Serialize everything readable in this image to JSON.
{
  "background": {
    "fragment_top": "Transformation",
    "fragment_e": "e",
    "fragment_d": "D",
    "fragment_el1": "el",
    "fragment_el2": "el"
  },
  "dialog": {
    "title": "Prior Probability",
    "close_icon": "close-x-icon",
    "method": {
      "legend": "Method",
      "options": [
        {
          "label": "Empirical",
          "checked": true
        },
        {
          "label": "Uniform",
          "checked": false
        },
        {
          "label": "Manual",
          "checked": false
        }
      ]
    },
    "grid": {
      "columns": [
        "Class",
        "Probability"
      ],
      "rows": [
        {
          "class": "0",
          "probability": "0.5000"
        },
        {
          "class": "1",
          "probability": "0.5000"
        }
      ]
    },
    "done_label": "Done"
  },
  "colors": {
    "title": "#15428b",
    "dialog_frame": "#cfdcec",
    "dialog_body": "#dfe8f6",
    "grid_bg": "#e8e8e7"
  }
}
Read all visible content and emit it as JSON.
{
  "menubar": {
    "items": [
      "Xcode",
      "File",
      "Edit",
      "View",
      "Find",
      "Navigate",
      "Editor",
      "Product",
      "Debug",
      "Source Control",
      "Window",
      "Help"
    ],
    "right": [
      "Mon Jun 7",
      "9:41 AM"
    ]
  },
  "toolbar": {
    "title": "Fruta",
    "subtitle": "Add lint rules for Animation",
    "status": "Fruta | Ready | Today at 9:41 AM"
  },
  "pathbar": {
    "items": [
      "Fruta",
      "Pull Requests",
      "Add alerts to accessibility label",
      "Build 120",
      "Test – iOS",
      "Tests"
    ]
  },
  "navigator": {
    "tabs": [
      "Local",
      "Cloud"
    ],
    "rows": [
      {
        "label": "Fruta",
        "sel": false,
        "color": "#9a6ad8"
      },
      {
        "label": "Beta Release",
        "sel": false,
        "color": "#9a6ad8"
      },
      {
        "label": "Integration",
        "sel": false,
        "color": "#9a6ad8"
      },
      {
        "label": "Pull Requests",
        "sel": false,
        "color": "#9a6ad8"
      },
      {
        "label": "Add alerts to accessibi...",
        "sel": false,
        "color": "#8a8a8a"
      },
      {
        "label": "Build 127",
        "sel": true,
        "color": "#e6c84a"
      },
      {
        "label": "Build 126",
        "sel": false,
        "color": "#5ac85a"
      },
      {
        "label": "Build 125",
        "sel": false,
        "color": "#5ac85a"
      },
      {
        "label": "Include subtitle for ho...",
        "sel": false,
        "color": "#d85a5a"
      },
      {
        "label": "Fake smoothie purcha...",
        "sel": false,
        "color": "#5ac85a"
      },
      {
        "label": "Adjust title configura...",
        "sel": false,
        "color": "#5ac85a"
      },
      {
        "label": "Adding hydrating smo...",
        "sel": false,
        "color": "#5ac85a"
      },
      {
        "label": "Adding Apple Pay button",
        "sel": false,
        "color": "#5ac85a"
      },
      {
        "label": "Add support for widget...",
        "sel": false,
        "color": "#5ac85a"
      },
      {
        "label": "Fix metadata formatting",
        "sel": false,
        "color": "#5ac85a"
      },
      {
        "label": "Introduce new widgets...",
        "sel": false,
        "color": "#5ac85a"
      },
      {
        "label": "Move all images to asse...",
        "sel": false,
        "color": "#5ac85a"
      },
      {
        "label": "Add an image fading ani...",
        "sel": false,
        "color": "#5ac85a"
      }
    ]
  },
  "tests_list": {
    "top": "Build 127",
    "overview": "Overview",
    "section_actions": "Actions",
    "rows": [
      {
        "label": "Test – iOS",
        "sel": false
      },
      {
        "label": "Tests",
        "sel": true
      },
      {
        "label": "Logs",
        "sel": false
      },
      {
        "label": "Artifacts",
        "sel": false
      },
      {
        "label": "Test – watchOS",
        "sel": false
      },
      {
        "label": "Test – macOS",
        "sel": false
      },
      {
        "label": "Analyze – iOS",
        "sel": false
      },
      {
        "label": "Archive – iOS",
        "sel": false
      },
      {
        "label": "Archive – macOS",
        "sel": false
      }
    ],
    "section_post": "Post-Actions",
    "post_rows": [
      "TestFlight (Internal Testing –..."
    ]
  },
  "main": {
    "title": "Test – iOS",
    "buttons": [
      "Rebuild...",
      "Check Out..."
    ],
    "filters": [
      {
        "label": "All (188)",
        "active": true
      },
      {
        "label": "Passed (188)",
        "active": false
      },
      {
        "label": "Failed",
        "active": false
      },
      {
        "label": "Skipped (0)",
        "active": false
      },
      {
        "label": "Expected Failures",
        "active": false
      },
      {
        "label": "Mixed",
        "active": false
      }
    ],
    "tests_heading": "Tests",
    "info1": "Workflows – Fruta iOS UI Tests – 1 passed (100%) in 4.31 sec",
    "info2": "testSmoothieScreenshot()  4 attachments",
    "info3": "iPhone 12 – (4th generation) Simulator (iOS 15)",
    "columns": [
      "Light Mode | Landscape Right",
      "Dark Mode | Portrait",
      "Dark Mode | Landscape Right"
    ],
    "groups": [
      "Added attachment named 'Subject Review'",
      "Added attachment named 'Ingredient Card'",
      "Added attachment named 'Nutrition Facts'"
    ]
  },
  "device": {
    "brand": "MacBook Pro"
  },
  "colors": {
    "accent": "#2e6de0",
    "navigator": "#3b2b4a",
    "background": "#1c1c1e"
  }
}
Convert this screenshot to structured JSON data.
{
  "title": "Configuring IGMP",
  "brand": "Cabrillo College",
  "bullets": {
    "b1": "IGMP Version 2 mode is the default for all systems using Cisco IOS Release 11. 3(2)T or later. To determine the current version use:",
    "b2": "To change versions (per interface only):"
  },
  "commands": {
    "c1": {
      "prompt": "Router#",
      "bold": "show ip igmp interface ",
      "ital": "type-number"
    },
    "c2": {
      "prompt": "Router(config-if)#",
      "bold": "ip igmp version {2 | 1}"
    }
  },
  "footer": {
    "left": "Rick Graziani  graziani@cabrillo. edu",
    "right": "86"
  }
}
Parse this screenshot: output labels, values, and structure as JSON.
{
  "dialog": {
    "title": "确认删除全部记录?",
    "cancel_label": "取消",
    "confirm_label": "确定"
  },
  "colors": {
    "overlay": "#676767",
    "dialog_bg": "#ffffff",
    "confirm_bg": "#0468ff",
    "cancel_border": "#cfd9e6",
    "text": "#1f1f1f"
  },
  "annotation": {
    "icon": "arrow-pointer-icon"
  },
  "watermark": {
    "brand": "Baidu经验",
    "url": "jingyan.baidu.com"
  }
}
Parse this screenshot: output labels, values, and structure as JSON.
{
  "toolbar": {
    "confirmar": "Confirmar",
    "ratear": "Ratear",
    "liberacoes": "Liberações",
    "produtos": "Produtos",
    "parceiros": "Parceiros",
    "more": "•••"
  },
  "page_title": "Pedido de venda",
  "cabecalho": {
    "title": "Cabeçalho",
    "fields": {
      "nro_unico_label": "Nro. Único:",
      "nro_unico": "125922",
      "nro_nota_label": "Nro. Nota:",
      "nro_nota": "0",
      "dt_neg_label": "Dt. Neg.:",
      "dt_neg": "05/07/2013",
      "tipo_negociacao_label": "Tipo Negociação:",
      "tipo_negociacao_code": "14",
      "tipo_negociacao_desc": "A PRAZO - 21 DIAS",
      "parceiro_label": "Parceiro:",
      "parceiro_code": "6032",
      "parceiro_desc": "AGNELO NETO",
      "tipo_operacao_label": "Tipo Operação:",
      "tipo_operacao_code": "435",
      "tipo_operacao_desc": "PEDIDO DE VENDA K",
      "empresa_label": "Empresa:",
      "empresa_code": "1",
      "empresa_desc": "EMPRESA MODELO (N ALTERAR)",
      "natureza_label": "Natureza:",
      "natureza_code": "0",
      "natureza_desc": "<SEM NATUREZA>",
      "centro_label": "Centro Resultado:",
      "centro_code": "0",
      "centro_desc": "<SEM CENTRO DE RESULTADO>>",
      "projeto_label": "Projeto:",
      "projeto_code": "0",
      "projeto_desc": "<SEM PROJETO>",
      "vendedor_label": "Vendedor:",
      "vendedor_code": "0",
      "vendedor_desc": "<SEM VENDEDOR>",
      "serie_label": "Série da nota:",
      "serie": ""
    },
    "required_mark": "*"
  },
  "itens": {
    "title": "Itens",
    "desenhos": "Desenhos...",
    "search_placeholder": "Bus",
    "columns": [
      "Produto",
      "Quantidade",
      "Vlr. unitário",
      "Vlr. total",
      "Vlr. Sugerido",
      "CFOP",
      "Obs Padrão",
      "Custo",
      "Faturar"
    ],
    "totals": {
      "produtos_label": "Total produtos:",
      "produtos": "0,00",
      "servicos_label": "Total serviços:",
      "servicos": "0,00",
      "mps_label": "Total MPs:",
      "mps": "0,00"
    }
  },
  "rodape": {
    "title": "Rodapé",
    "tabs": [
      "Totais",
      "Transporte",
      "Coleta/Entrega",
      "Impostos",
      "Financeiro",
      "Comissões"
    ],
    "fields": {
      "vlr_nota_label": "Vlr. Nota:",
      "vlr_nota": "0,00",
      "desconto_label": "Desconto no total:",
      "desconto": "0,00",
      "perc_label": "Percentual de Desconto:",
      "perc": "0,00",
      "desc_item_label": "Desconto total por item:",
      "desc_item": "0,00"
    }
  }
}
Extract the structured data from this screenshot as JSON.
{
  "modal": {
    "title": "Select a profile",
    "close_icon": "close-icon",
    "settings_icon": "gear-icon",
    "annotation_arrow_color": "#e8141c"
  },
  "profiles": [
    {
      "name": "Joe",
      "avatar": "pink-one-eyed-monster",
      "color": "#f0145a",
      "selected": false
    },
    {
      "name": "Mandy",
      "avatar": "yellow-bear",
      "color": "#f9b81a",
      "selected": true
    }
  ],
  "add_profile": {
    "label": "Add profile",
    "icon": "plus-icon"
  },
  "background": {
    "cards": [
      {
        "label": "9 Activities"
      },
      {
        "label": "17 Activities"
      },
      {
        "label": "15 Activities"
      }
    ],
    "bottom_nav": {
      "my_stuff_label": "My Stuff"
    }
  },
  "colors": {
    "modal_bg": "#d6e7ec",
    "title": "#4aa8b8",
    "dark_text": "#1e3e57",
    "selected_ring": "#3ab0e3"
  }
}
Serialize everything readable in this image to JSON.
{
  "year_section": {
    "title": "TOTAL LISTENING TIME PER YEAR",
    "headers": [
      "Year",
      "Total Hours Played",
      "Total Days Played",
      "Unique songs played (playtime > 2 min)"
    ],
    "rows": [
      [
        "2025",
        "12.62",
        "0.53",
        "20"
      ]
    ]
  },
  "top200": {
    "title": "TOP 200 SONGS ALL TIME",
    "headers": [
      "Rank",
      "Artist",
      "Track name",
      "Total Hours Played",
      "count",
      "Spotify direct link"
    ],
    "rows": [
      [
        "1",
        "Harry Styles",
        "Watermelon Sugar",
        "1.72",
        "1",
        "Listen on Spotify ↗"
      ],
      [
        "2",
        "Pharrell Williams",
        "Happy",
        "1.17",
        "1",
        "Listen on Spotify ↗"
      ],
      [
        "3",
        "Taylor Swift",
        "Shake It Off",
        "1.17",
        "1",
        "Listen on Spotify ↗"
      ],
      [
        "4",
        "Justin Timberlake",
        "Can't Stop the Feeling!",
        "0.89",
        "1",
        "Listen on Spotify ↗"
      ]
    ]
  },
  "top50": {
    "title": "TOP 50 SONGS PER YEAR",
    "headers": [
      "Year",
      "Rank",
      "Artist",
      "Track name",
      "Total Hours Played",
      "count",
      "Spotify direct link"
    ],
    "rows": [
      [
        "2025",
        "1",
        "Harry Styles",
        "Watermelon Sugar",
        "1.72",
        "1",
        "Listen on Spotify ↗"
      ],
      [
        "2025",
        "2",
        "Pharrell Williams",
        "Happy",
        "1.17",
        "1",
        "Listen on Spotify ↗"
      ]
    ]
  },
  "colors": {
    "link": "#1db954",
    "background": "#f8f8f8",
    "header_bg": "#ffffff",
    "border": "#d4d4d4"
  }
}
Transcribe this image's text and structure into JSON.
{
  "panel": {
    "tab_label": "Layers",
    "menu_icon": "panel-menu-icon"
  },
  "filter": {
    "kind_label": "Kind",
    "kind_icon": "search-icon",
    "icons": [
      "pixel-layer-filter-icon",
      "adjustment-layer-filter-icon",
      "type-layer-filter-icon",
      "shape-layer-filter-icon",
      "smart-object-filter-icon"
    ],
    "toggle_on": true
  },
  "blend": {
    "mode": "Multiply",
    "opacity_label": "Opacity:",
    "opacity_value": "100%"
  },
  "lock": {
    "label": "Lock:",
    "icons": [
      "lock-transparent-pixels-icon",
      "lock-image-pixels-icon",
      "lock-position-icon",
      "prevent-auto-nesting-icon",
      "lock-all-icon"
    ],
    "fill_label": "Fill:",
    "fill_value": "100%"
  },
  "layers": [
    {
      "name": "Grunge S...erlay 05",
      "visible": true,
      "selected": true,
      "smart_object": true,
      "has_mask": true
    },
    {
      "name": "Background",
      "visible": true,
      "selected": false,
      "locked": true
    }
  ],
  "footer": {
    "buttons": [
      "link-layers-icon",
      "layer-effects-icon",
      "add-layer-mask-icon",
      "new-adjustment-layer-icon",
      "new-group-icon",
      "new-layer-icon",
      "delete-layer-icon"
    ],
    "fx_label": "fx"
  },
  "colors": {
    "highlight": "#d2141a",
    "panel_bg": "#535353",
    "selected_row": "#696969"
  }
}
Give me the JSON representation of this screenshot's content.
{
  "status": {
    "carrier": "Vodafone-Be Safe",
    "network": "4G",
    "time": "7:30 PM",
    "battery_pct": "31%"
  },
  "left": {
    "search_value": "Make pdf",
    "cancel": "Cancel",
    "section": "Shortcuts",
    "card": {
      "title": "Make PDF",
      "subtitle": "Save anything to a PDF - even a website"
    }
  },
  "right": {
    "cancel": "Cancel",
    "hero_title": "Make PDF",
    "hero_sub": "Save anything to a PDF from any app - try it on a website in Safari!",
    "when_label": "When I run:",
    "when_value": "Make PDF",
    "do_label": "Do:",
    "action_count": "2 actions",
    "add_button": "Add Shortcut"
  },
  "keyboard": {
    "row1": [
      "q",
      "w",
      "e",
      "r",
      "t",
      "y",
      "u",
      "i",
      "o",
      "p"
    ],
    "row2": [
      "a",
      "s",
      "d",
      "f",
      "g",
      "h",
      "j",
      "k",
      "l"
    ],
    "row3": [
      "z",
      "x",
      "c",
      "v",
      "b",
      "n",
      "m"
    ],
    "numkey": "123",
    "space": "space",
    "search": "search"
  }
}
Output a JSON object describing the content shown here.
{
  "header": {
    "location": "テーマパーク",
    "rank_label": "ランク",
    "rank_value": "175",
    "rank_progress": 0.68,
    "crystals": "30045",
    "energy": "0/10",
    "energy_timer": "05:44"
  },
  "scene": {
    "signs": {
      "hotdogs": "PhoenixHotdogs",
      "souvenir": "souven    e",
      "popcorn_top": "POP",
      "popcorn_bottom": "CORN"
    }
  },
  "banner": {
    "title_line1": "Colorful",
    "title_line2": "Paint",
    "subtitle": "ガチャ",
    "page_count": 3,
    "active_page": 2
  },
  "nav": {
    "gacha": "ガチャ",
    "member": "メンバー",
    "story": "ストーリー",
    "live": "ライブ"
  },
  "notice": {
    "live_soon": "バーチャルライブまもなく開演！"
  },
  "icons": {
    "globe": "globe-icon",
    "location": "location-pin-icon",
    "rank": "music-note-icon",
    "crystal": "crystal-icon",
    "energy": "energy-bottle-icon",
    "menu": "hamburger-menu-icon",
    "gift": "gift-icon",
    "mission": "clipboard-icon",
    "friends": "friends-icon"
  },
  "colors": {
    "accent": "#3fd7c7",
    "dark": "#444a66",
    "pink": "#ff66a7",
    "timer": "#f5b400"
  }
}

+++

■ Written exercise ■
Pull out every line of the records above that contains the word "bold".

■ Full response ■
      "bold": "show ip igmp interface ",
      "bold": "ip igmp version {2 | 1}"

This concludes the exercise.